Aim of the task: Within the data, how many lines hold the word "Managing"? Answer with nothing but the number.

Data extract:
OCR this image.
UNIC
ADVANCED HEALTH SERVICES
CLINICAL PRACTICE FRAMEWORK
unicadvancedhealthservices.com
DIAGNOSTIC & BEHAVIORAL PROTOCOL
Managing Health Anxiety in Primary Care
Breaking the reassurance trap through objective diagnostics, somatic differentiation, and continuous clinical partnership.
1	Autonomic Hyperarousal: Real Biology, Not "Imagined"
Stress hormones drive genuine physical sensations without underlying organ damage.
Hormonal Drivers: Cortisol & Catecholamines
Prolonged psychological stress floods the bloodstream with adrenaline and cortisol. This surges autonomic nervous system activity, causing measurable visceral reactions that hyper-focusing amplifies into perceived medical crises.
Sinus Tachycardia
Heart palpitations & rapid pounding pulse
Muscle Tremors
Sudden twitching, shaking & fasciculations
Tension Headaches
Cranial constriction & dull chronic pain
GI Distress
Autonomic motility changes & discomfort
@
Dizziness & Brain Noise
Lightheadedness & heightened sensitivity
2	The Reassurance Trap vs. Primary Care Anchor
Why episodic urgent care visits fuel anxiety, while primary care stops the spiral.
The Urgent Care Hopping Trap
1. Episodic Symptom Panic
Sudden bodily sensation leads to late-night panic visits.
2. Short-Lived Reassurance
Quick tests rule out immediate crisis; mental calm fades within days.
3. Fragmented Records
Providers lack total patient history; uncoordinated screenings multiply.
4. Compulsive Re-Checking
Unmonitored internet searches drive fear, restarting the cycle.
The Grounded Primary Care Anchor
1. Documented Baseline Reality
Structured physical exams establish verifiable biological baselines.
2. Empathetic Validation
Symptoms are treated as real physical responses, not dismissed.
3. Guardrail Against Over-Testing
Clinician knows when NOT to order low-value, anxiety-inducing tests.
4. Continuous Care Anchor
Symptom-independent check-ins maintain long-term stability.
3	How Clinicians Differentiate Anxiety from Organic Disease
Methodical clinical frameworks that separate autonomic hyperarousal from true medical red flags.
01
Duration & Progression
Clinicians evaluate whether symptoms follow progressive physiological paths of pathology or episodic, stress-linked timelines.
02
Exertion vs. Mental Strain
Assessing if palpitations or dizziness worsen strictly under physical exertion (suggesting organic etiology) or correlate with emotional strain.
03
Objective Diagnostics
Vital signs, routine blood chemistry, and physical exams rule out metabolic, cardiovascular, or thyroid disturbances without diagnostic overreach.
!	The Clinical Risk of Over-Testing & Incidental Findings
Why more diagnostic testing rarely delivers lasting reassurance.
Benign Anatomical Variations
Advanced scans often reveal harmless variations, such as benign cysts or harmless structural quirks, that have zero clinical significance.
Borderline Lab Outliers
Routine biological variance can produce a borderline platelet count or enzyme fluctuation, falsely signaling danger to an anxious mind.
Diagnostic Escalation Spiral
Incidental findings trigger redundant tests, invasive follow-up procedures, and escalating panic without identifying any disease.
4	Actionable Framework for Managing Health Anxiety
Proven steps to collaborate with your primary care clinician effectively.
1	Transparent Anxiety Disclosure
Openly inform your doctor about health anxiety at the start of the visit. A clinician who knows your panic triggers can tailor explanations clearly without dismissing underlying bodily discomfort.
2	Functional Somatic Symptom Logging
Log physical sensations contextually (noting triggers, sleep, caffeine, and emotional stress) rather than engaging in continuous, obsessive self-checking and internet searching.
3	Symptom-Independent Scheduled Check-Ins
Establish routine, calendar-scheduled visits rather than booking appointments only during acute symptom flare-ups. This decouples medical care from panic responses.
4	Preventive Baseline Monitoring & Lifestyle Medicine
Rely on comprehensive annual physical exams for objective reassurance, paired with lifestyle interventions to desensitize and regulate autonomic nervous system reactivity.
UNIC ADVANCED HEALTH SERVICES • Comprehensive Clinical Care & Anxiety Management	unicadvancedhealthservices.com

Solution to this task: 2